Output the records as a Markdown table with the columns No. and Line, from the start of the records through the line that contains "The second interconnecting". Number each row and leave out blank lines.

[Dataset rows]
- - - - -
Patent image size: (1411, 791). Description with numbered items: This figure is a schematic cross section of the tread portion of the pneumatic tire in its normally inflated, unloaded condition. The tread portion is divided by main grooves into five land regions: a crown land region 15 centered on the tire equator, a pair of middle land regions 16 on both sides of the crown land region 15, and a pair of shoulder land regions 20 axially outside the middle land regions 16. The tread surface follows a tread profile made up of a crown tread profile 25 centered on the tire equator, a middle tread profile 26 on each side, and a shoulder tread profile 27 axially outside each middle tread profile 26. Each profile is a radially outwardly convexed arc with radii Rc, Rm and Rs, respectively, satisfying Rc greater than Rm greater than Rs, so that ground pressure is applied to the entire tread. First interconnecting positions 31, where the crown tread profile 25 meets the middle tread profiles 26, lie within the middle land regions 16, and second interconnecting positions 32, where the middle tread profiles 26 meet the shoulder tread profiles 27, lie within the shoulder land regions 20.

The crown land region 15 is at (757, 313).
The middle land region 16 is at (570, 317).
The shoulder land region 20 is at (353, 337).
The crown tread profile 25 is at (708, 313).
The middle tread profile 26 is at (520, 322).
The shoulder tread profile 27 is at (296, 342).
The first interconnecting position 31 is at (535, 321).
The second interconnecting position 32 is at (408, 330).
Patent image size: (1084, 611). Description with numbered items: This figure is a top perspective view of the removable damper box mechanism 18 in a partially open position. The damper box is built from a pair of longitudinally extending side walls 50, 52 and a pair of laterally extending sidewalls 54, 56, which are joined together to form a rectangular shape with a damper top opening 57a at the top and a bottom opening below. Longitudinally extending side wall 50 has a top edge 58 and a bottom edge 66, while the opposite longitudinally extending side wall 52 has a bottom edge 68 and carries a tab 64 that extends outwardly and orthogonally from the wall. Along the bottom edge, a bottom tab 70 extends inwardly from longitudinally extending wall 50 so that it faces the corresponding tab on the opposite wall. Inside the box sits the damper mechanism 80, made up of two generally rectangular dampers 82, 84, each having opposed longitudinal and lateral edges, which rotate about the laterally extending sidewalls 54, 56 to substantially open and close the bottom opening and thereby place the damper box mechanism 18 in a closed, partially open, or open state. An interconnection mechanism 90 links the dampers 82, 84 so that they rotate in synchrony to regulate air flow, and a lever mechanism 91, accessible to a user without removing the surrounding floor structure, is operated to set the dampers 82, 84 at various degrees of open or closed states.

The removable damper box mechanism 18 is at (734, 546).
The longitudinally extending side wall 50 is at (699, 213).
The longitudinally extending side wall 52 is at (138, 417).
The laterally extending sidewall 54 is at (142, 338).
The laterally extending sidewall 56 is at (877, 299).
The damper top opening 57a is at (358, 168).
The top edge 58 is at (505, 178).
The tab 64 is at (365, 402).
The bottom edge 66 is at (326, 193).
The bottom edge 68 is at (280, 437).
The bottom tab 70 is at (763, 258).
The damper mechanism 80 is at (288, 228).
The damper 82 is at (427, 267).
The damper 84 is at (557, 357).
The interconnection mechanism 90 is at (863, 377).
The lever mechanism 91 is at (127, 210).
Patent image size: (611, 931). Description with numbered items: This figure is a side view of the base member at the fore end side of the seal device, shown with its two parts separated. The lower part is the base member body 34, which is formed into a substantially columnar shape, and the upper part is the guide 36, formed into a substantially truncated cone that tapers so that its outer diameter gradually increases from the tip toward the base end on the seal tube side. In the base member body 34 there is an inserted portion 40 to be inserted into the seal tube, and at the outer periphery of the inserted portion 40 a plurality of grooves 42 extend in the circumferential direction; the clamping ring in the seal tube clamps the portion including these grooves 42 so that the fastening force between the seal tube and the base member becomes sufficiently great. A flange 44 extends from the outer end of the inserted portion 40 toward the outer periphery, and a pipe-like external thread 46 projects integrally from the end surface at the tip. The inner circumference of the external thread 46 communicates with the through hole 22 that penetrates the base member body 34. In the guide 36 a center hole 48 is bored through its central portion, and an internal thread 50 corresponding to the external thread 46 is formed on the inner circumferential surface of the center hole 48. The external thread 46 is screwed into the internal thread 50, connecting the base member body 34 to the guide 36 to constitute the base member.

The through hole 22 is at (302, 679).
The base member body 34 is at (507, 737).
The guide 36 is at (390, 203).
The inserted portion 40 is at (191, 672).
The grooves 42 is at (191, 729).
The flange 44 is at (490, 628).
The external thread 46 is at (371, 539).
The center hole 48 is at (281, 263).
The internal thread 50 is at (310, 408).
- - - - -
WRITTEN SOLUTION
| No. | Line |
|---|---|
| 1 | Patent image size: (1411, 791). Description with numbered items: This figure is a schematic cross section of the tread portion of the pneumatic tire in its normally inflated, unloaded condition. The tread portion is divided by main grooves into five land regions: a crown land region 15 centered on the tire equator, a pair of middle land regions 16 on both sides of the crown land region 15, and a pair of shoulder land regions 20 axially outside the middle land regions 16. The tread surface follows a tread profile made up of a crown tread profile 25 centered on the tire equator, a middle tread profile 26 on each side, and a shoulder tread profile 27 axially outside each middle tread profile 26. Each profile is a radially outwardly convexed arc with radii Rc, Rm and Rs, respectively, satisfying Rc greater than Rm greater than Rs, so that ground pressure is applied to the entire tread. First interconnecting positions 31, where the crown tread profile 25 meets the middle tread profiles 26, lie within the middle land regions 16, and second interconnecting positions 32, where the middle tread profiles 26 meet the shoulder tread profiles 27, lie within the shoulder land regions 20. |
| 2 | The crown land region 15 is at (757, 313). |
| 3 | The middle land region 16 is at (570, 317). |
| 4 | The shoulder land region 20 is at (353, 337). |
| 5 | The crown tread profile 25 is at (708, 313). |
| 6 | The middle tread profile 26 is at (520, 322). |
| 7 | The shoulder tread profile 27 is at (296, 342). |
| 8 | The first interconnecting position 31 is at (535, 321). |
| 9 | The second interconnecting position 32 is at (408, 330). |